>> start

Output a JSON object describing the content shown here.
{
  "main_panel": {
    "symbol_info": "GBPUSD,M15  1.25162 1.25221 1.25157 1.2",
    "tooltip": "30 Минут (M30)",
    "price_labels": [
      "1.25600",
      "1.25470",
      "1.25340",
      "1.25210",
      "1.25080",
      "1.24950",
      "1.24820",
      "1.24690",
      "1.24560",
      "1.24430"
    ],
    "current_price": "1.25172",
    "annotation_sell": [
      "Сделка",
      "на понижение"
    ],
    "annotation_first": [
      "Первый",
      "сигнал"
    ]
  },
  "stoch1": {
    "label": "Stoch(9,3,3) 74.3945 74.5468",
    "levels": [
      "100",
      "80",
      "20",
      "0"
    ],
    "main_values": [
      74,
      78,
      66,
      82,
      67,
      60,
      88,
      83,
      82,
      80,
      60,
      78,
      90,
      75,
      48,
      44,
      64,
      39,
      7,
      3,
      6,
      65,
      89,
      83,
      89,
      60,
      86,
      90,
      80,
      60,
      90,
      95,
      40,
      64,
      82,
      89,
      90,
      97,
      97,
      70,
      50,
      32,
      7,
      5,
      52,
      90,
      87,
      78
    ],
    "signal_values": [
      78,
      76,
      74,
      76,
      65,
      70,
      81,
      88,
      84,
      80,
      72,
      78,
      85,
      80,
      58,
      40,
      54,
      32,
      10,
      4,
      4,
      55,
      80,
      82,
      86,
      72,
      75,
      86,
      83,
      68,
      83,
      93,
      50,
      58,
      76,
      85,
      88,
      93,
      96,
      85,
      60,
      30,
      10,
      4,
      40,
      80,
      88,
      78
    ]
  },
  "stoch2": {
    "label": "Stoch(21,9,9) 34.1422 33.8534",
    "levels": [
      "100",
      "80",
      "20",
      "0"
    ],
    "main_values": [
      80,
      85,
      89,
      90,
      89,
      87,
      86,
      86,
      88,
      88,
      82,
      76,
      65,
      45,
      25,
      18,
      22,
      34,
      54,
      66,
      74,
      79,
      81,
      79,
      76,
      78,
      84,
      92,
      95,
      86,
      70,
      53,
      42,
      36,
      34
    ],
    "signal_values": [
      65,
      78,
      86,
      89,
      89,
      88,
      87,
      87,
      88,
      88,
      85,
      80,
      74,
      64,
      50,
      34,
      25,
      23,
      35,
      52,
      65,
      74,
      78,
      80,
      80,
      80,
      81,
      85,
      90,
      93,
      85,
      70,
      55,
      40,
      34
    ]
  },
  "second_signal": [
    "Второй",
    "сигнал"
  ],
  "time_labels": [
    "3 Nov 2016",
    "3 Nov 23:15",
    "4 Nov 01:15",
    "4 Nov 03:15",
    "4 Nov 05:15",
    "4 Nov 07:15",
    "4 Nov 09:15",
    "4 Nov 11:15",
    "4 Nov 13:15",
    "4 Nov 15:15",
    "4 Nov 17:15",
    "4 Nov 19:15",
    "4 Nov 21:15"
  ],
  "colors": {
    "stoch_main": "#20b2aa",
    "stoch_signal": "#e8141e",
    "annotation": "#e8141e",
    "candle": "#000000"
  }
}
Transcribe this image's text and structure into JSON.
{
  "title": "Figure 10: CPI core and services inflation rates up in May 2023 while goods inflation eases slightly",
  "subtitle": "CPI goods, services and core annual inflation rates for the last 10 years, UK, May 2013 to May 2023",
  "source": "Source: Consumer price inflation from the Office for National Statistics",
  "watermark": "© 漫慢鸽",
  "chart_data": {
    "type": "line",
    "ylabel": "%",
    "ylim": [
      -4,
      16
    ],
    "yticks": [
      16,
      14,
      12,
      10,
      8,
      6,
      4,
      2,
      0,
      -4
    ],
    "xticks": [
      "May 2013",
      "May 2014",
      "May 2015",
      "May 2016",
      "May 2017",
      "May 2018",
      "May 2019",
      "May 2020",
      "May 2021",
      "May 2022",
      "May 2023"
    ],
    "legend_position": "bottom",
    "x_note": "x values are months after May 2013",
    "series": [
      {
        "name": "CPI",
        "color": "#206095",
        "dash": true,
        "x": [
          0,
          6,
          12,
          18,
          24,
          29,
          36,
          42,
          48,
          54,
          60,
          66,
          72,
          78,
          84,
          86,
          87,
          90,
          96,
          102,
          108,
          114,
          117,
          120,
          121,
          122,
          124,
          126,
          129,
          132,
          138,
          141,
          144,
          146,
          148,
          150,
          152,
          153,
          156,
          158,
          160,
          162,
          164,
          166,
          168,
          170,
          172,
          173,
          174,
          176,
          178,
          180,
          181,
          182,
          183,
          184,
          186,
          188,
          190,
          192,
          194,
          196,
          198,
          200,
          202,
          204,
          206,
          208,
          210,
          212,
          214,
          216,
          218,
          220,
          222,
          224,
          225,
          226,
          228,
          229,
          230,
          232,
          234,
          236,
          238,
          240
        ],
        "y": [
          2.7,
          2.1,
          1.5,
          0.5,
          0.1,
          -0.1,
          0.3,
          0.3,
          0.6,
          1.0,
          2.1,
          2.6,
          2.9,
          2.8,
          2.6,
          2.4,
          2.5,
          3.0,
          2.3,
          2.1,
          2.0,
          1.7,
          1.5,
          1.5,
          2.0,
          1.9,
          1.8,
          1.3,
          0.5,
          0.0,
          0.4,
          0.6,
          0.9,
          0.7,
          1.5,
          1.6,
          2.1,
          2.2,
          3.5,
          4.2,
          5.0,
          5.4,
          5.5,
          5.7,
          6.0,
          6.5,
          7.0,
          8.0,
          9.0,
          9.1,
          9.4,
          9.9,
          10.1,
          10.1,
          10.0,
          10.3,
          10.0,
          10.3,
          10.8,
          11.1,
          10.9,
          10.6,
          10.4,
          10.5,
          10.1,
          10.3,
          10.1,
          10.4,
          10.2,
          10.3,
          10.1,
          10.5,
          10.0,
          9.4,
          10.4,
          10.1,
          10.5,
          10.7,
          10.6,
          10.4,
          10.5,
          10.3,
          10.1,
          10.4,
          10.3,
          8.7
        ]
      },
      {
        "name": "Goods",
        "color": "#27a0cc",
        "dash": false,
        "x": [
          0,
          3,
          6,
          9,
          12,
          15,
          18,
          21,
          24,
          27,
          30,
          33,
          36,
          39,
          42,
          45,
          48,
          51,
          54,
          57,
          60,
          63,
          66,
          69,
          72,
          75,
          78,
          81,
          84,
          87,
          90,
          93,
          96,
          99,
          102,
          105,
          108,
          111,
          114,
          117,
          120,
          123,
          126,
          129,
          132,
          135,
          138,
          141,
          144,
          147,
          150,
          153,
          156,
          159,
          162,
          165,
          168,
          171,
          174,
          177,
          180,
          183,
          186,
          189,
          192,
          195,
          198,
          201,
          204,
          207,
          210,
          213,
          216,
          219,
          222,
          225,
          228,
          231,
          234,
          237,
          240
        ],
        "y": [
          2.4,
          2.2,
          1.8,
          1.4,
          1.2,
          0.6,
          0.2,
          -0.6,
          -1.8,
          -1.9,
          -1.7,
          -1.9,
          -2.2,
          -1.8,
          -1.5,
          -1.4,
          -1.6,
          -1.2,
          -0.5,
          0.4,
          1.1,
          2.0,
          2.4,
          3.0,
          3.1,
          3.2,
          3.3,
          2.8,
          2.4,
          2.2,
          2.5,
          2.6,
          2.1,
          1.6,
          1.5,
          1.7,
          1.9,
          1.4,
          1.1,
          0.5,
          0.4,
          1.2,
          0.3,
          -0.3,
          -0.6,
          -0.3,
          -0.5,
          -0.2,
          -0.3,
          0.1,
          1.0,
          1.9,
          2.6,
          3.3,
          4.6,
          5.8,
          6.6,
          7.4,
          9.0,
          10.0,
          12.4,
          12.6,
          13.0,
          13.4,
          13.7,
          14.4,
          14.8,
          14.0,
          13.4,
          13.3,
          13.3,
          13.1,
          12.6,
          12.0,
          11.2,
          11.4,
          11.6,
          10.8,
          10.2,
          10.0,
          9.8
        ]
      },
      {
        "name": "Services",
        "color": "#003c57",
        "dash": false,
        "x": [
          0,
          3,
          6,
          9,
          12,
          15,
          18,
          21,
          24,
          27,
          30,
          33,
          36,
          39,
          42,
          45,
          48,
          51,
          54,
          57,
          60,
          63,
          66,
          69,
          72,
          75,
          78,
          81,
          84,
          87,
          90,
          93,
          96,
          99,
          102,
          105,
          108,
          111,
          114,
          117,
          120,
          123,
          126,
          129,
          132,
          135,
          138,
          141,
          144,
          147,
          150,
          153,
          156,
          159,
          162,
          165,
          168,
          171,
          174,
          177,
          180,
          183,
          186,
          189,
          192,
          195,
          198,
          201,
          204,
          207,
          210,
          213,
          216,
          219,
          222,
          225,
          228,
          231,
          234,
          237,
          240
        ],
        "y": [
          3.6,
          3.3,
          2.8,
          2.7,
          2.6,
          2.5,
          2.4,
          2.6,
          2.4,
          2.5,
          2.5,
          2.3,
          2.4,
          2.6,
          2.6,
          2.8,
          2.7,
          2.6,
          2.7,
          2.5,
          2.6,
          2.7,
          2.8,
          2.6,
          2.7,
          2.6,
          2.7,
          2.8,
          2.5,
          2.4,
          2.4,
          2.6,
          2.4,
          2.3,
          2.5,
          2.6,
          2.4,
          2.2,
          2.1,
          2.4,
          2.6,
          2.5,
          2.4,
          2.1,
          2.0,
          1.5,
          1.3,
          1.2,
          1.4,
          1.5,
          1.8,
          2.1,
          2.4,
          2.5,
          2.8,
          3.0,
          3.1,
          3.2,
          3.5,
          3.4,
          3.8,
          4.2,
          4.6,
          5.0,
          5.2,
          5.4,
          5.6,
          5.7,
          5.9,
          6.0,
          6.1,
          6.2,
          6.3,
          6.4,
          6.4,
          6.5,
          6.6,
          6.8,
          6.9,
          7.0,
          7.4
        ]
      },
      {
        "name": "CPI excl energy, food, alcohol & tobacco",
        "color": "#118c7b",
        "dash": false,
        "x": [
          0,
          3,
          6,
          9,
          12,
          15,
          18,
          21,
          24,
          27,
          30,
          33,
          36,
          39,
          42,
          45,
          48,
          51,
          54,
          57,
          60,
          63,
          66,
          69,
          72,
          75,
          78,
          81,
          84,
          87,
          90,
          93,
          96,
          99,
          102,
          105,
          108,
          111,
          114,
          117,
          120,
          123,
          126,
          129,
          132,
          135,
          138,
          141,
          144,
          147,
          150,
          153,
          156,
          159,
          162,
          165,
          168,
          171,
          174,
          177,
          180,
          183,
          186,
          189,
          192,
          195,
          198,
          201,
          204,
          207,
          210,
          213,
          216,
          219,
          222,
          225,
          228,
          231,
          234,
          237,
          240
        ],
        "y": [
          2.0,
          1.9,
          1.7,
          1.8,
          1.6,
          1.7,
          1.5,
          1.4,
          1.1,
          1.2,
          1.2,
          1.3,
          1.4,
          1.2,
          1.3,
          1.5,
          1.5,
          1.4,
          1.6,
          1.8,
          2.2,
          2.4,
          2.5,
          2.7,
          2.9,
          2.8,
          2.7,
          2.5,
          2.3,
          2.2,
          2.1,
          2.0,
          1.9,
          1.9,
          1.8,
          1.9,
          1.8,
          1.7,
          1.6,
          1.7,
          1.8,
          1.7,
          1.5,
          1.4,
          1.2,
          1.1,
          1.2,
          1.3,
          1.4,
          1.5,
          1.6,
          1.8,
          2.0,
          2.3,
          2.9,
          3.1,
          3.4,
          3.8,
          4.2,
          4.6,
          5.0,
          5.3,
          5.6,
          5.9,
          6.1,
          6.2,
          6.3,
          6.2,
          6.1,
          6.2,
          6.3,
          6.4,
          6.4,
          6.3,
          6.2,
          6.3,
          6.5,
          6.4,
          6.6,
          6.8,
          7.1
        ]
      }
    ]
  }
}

>> end

- **What the exercise asks**
Which lines of the material contain the string "rates"? List each of them.

- **Output**
  "title": "Figure 10: CPI core and services inflation rates up in May 2023 while goods inflation eases slightly",
  "subtitle": "CPI goods, services and core annual inflation rates for the last 10 years, UK, May 2013 to May 2023",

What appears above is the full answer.